> _The task_: Single out the lines of the material that contain "Commerce" and copy them.

> _Dataset excerpts_:
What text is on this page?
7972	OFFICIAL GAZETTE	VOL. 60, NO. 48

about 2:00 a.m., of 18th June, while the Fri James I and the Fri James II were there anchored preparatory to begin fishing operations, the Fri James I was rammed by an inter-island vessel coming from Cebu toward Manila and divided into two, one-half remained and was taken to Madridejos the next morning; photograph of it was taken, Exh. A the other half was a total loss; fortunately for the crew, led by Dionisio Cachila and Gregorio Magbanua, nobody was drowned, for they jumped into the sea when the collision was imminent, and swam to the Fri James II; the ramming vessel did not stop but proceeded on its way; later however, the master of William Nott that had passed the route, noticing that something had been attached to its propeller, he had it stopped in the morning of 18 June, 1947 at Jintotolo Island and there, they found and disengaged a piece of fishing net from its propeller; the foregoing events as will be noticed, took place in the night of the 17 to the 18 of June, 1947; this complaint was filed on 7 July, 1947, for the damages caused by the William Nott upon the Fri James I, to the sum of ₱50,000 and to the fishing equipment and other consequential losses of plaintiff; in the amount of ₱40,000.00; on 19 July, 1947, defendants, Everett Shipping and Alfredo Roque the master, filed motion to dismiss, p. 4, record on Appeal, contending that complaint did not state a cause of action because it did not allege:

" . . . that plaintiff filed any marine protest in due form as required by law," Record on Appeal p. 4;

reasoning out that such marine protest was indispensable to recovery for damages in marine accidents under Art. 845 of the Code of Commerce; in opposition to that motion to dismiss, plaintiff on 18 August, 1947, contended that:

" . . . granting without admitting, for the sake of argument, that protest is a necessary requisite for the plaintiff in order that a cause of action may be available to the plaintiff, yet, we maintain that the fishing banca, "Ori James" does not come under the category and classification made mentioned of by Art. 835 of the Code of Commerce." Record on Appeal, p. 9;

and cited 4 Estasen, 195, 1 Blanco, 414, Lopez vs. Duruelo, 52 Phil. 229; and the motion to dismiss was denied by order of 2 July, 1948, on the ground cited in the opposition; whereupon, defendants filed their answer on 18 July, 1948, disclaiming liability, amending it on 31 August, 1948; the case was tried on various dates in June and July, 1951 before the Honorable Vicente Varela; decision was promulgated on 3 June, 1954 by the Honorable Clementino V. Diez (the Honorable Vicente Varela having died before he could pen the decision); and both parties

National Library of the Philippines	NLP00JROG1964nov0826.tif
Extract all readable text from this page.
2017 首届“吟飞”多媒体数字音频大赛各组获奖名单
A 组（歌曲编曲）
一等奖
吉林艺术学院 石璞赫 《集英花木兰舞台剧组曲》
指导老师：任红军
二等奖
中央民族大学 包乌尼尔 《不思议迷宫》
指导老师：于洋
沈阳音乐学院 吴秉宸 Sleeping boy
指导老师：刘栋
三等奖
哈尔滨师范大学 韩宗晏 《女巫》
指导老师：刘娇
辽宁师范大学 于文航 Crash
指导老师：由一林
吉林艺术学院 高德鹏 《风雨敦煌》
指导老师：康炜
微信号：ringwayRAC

> _Response_:
reasoning out that such marine protest was indispensable to recovery for damages in marine accidents under Art. 845 of the Code of Commerce; in opposition to that motion to dismiss, plaintiff on 18 August, 1947, contended that:
" . . . granting without admitting, for the sake of argument, that protest is a necessary requisite for the plaintiff in order that a cause of action may be available to the plaintiff, yet, we maintain that the fishing banca, "Ori James" does not come under the category and classification made mentioned of by Art. 835 of the Code of Commerce." Record on Appeal, p. 9;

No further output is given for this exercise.